Extract every entry word for word.

# DATASET EXCERPTS
───

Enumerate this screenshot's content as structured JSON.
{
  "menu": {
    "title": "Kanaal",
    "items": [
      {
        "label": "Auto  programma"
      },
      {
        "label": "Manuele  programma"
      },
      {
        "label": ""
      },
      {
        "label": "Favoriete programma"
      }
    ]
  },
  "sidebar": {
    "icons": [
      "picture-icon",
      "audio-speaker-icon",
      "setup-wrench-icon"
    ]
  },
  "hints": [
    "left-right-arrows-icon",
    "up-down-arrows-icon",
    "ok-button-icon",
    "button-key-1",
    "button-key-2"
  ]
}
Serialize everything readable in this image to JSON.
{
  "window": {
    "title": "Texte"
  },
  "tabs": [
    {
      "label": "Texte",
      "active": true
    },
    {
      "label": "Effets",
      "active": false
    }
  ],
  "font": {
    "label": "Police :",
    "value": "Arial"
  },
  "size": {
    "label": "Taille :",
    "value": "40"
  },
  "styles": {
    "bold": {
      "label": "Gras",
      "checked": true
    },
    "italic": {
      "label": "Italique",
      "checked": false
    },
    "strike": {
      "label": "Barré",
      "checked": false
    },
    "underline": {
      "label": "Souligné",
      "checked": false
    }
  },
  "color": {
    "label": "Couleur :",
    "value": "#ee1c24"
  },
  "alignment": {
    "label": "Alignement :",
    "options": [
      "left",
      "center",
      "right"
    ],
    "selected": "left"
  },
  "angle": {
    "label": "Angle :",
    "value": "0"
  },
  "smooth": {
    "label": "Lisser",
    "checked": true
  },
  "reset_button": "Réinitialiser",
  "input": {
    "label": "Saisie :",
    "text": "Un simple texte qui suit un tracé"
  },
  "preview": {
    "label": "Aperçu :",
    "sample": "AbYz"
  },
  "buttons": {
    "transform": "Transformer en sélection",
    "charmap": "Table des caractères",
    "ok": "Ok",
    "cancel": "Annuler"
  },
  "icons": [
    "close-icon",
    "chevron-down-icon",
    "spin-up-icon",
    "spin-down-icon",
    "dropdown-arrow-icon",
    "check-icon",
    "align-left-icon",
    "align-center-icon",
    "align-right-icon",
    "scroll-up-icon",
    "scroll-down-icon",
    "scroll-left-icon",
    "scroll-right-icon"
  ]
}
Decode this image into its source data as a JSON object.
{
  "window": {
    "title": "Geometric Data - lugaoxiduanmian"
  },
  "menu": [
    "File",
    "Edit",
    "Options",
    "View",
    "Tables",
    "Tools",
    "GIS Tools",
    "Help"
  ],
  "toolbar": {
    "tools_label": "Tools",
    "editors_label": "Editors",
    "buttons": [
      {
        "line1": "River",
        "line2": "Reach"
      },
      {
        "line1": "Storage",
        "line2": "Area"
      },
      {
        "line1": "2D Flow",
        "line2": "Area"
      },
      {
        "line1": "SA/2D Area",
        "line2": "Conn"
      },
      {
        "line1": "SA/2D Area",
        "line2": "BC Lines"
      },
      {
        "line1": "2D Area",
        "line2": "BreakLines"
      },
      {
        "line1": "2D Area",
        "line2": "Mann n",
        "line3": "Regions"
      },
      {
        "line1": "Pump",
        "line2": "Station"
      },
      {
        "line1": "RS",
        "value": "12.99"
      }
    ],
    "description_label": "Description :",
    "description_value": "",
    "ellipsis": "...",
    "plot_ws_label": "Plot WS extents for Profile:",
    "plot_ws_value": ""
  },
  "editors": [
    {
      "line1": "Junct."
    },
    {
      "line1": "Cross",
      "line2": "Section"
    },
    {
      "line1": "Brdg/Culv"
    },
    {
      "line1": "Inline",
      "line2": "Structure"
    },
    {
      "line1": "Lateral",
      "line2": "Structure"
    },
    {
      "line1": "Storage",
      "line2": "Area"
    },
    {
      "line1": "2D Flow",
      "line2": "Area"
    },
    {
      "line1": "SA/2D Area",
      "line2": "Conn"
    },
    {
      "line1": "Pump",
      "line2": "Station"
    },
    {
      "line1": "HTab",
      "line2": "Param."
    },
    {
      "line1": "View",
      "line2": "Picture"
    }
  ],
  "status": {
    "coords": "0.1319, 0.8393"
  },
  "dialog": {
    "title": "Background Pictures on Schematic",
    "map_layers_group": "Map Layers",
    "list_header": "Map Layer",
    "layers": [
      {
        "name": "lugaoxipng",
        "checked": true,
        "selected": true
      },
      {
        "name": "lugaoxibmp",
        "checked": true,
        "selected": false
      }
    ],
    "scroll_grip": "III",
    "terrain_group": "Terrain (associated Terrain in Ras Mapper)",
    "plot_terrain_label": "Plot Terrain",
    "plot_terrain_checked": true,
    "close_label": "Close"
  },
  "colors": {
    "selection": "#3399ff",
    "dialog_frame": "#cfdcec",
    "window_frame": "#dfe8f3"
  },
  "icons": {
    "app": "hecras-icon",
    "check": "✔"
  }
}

───

# RESPONSE TO THE EXERCISE
Enumerate this screenshot's content as structured JSON.
{
  "menu": {
    "title": "Kanaal",
    "items": [
      {
        "label": "Auto  programma"
      },
      {
        "label": "Manuele  programma"
      },
      {
        "label": ""
      },
      {
        "label": "Favoriete programma"
      }
    ]
  },
  "sidebar": {
    "icons": [
      "picture-icon",
      "audio-speaker-icon",
      "setup-wrench-icon"
    ]
  },
  "hints": [
    "left-right-arrows-icon",
    "up-down-arrows-icon",
    "ok-button-icon",
    "button-key-1",
    "button-key-2"
  ]
}
Serialize everything readable in this image to JSON.
{
  "window": {
    "title": "Texte"
  },
  "tabs": [
    {
      "label": "Texte",
      "active": true
    },
    {
      "label": "Effets",
      "active": false
    }
  ],
  "font": {
    "label": "Police :",
    "value": "Arial"
  },
  "size": {
    "label": "Taille :",
    "value": "40"
  },
  "styles": {
    "bold": {
      "label": "Gras",
      "checked": true
    },
    "italic": {
      "label": "Italique",
      "checked": false
    },
    "strike": {
      "label": "Barré",
      "checked": false
    },
    "underline": {
      "label": "Souligné",
      "checked": false
    }
  },
  "color": {
    "label": "Couleur :",
    "value": "#ee1c24"
  },
  "alignment": {
    "label": "Alignement :",
    "options": [
      "left",
      "center",
      "right"
    ],
    "selected": "left"
  },
  "angle": {
    "label": "Angle :",
    "value": "0"
  },
  "smooth": {
    "label": "Lisser",
    "checked": true
  },
  "reset_button": "Réinitialiser",
  "input": {
    "label": "Saisie :",
    "text": "Un simple texte qui suit un tracé"
  },
  "preview": {
    "label": "Aperçu :",
    "sample": "AbYz"
  },
  "buttons": {
    "transform": "Transformer en sélection",
    "charmap": "Table des caractères",
    "ok": "Ok",
    "cancel": "Annuler"
  },
  "icons": [
    "close-icon",
    "chevron-down-icon",
    "spin-up-icon",
    "spin-down-icon",
    "dropdown-arrow-icon",
    "check-icon",
    "align-left-icon",
    "align-center-icon",
    "align-right-icon",
    "scroll-up-icon",
    "scroll-down-icon",
    "scroll-left-icon",
    "scroll-right-icon"
  ]
}
Decode this image into its source data as a JSON object.
{
  "window": {
    "title": "Geometric Data - lugaoxiduanmian"
  },
  "menu": [
    "File",
    "Edit",
    "Options",
    "View",
    "Tables",
    "Tools",
    "GIS Tools",
    "Help"
  ],
  "toolbar": {
    "tools_label": "Tools",
    "editors_label": "Editors",
    "buttons": [
      {
        "line1": "River",
        "line2": "Reach"
      },
      {
        "line1": "Storage",
        "line2": "Area"
      },
      {
        "line1": "2D Flow",
        "line2": "Area"
      },
      {
        "line1": "SA/2D Area",
        "line2": "Conn"
      },
      {
        "line1": "SA/2D Area",
        "line2": "BC Lines"
      },
      {
        "line1": "2D Area",
        "line2": "BreakLines"
      },
      {
        "line1": "2D Area",
        "line2": "Mann n",
        "line3": "Regions"
      },
      {
        "line1": "Pump",
        "line2": "Station"
      },
      {
        "line1": "RS",
        "value": "12.99"
      }
    ],
    "description_label": "Description :",
    "description_value": "",
    "ellipsis": "...",
    "plot_ws_label": "Plot WS extents for Profile:",
    "plot_ws_value": ""
  },
  "editors": [
    {
      "line1": "Junct."
    },
    {
      "line1": "Cross",
      "line2": "Section"
    },
    {
      "line1": "Brdg/Culv"
    },
    {
      "line1": "Inline",
      "line2": "Structure"
    },
    {
      "line1": "Lateral",
      "line2": "Structure"
    },
    {
      "line1": "Storage",
      "line2": "Area"
    },
    {
      "line1": "2D Flow",
      "line2": "Area"
    },
    {
      "line1": "SA/2D Area",
      "line2": "Conn"
    },
    {
      "line1": "Pump",
      "line2": "Station"
    },
    {
      "line1": "HTab",
      "line2": "Param."
    },
    {
      "line1": "View",
      "line2": "Picture"
    }
  ],
  "status": {
    "coords": "0.1319, 0.8393"
  },
  "dialog": {
    "title": "Background Pictures on Schematic",
    "map_layers_group": "Map Layers",
    "list_header": "Map Layer",
    "layers": [
      {
        "name": "lugaoxipng",
        "checked": true,
        "selected": true
      },
      {
        "name": "lugaoxibmp",
        "checked": true,
        "selected": false
      }
    ],
    "scroll_grip": "III",
    "terrain_group": "Terrain (associated Terrain in Ras Mapper)",
    "plot_terrain_label": "Plot Terrain",
    "plot_terrain_checked": true,
    "close_label": "Close"
  },
  "colors": {
    "selection": "#3399ff",
    "dialog_frame": "#cfdcec",
    "window_frame": "#dfe8f3"
  },
  "icons": {
    "app": "hecras-icon",
    "check": "✔"
  }
}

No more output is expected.